# ASSIGNMENT 1
According to the post on Netapp's NearStore VTL, which protocol did the Alacritus principals co-develop with Netapp?
# ASSIGNMENT 2
Continue the post on Netapp's NearStore VTL, starting after its final sentence.

━━ SELECTED PASSAGE ━━

Saturday, May 27, 2006

VTL Part 2

It's evident that VTLs are becoming popular backup and recovery targets. Among others, Netapp has also jumped onto the bandwagon, I figured I'd talk a little bit about the NearStore VTL offering.

A year ago Netapp announced the acquisition of Alacritus. At the time Alacritus was a privately held company out of Pleasanton, CA and Netapp first partnered with Alacritus around December 2004. Together they offered a solution comprised of a Netapp Nearline storage array and the Alacritus VTL package. Less than 6 mos later Netapp decided to own the technology so it acquired Alacritus.

Alacritus Background

As mentioned above, Alacritus was a privately held company. Alacritus has been in the VTL business and in the general backup business a lot longer than people think. The principals at Alacritus have been together for 15 years and are responsible for several backup innovations. They are the ones who with Netapp co-developed the Network Data Management Protocol (NDMP). They developed BudTool which was the first open systems backup application. They developed Celestra, which is the the first server-less backup product. They pioneered XCOPY, extended copy SCSI command. In 2001, Alactitus developed the 1st VTL and have been delivering it since then, before other VTL competitors were even incorporated. Alacritus strategy at the time was to sell the solution thru OEMs and resellers in Japan. Most notably Hitachi.


There are several technological innovations within the Netapp NearStore VTL delivering key benefits to customers but i'll only address 3-4 of them as I don't want to write an essay.

━━━
━━ SOURCE MATERIAL ━━

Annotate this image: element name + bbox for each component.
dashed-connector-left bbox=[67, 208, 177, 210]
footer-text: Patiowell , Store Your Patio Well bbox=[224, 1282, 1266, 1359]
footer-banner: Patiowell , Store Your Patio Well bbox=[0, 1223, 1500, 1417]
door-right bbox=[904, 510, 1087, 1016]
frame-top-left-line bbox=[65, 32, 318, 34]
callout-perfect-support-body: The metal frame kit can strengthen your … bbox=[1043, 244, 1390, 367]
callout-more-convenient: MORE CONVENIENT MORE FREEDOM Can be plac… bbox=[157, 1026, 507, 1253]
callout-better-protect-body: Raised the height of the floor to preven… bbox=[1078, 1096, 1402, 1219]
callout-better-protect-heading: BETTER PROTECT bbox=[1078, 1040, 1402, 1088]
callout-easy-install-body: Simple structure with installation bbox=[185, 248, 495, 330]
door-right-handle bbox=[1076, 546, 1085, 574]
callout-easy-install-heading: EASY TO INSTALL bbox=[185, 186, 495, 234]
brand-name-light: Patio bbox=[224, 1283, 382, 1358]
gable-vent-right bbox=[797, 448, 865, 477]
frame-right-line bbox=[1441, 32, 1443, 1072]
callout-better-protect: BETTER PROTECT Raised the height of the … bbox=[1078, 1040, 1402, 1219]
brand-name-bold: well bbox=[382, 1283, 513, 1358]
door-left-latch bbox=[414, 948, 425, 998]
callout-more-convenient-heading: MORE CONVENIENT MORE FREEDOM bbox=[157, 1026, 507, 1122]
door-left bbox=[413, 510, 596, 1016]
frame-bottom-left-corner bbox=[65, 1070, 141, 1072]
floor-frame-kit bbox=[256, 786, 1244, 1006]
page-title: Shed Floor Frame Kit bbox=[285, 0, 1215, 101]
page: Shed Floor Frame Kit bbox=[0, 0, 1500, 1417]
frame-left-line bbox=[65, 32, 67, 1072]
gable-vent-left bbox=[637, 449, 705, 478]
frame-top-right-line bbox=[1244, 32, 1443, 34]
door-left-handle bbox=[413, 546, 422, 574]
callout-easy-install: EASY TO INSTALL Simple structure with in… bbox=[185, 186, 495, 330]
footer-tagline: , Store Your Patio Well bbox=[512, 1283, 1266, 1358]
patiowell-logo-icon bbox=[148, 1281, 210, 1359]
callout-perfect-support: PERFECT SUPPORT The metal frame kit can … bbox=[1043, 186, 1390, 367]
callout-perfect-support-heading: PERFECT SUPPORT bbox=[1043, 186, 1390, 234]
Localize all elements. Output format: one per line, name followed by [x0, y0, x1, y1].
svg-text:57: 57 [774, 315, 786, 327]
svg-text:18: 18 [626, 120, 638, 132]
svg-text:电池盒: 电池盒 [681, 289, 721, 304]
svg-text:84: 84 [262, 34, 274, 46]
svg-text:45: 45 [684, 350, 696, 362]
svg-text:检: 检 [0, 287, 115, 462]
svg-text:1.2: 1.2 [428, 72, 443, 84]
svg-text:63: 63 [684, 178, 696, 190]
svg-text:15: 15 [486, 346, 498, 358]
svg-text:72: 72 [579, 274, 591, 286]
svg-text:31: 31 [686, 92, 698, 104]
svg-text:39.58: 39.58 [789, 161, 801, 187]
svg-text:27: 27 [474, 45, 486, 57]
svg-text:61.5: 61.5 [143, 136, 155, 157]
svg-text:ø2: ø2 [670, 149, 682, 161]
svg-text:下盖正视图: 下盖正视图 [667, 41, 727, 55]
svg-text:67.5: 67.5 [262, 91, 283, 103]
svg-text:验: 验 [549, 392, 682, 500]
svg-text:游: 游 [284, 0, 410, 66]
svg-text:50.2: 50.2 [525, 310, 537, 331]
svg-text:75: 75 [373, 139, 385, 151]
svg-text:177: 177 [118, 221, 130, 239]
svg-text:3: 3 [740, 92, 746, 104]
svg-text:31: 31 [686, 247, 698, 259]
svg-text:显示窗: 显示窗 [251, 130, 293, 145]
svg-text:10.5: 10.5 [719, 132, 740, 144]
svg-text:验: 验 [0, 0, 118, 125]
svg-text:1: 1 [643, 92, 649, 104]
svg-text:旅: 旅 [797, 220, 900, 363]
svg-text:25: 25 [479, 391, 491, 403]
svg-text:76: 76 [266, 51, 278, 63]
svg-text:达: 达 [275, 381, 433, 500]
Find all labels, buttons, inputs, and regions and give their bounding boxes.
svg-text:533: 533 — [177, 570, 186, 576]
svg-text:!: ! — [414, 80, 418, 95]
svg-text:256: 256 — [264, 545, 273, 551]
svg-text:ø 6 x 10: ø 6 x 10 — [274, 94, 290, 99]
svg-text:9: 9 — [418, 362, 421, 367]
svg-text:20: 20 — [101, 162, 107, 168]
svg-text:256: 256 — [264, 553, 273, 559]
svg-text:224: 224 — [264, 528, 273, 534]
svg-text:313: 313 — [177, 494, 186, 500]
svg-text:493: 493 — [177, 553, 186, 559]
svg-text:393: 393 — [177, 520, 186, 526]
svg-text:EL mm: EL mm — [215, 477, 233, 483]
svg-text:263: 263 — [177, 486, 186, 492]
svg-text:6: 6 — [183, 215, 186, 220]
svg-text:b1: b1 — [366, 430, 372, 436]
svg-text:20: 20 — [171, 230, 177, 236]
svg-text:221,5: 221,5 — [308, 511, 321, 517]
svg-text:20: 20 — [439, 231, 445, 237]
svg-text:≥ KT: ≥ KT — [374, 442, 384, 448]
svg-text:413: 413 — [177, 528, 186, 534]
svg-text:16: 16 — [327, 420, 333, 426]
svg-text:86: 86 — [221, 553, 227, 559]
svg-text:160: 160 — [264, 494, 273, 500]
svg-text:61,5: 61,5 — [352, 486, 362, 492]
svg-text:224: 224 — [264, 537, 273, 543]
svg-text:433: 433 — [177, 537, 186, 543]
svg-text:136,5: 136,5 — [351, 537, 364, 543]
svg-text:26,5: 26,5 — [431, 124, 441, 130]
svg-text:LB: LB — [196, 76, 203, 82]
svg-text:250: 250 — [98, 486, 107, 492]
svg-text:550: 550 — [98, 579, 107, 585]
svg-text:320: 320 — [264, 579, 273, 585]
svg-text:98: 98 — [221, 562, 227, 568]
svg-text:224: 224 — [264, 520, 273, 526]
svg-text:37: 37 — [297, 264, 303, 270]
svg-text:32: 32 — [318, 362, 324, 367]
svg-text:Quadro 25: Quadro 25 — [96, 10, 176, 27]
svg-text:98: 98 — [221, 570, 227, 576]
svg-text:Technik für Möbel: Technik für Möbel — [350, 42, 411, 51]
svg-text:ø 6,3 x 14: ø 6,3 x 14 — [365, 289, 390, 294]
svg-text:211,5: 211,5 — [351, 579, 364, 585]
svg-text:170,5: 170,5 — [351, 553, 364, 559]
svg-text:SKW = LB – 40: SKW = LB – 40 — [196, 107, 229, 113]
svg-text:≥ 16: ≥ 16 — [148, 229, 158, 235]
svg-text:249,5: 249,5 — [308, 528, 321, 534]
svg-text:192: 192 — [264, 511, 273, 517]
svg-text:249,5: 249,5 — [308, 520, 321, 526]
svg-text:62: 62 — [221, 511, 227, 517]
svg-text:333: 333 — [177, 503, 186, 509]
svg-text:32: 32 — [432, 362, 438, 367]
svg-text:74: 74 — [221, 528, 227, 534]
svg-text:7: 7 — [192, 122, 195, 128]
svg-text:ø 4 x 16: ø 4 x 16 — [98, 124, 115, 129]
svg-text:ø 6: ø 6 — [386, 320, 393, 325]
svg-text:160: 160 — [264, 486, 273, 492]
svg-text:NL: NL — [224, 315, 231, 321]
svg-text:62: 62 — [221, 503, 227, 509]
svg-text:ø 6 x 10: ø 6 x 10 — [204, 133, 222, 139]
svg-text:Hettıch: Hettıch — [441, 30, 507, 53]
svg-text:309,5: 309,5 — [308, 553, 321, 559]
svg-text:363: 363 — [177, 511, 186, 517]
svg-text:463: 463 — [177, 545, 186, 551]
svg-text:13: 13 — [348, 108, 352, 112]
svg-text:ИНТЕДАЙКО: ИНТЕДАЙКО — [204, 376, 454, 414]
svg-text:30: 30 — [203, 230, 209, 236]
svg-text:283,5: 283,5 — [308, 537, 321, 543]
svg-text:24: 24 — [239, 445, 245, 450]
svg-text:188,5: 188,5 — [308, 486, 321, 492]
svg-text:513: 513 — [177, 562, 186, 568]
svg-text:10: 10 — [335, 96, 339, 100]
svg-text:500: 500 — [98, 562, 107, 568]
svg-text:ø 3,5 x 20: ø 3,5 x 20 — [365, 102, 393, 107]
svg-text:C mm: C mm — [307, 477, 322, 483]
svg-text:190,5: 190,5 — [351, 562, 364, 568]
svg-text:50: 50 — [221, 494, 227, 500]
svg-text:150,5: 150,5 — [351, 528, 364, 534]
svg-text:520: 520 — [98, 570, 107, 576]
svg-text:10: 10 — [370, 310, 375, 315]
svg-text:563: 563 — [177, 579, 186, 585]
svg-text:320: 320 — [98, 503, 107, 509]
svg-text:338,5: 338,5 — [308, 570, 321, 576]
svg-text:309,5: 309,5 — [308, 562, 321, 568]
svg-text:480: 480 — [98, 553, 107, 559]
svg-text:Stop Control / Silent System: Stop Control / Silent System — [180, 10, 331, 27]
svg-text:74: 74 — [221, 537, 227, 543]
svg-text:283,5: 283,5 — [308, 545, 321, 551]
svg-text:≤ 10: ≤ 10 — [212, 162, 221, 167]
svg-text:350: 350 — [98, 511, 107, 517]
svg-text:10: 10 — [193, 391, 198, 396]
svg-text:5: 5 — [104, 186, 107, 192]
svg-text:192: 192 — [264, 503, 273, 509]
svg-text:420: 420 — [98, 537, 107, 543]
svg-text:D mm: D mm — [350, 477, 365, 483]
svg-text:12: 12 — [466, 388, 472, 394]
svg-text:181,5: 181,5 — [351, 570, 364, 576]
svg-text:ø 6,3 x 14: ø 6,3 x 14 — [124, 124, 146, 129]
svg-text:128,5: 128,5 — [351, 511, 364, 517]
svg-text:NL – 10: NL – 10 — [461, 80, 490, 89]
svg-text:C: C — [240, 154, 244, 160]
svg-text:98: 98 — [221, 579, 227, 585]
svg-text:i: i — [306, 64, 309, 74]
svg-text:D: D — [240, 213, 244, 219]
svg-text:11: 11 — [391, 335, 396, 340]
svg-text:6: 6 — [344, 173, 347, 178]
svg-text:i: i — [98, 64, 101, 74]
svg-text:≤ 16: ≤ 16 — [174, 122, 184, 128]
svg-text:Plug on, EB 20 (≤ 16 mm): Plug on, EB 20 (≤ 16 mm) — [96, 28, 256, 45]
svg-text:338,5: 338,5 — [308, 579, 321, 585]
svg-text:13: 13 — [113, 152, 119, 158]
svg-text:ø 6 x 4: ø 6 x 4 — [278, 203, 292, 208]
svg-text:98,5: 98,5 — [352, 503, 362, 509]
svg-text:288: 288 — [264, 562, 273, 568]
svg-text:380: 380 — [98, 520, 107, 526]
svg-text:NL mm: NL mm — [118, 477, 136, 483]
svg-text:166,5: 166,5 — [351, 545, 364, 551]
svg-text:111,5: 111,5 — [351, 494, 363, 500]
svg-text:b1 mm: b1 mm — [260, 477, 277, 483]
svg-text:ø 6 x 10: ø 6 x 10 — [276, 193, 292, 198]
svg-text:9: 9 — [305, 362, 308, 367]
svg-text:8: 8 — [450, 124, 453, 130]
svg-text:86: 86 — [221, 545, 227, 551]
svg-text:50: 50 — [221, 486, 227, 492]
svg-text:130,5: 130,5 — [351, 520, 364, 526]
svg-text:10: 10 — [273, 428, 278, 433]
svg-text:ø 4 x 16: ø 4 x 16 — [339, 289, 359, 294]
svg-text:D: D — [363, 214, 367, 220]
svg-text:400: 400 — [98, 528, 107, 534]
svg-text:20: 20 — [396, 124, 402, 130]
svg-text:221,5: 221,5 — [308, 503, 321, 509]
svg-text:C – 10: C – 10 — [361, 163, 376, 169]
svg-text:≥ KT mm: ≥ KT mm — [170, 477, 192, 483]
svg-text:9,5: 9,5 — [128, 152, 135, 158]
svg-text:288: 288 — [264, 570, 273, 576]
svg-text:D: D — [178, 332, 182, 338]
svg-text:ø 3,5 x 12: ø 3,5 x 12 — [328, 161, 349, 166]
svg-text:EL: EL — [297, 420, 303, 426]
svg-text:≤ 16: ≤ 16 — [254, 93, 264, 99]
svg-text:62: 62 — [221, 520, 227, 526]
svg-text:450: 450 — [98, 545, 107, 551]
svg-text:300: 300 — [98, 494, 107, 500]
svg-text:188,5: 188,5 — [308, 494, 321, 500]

━━━

# EXERCISE RESULT 1
The Network Data Management Protocol (NDMP).

# EXERCISE RESULT 2
  • Continuous Self-tuning - The NearStor VTL continuously and dynamically load balances backup streams across *all* available resources (disks) thus maintaining optimal system performance without developing hot spots. That means that backup streams are load balanced across all the Disk Drives across all Raid Groups for a Virtual Library which in turn means that Virtual Tapes do not reside at fixed locations. That provides the ability to load balance traffic based on the most available drives. Utlimately, what this means is that customers do not have to take any steps to manually tune the VTL.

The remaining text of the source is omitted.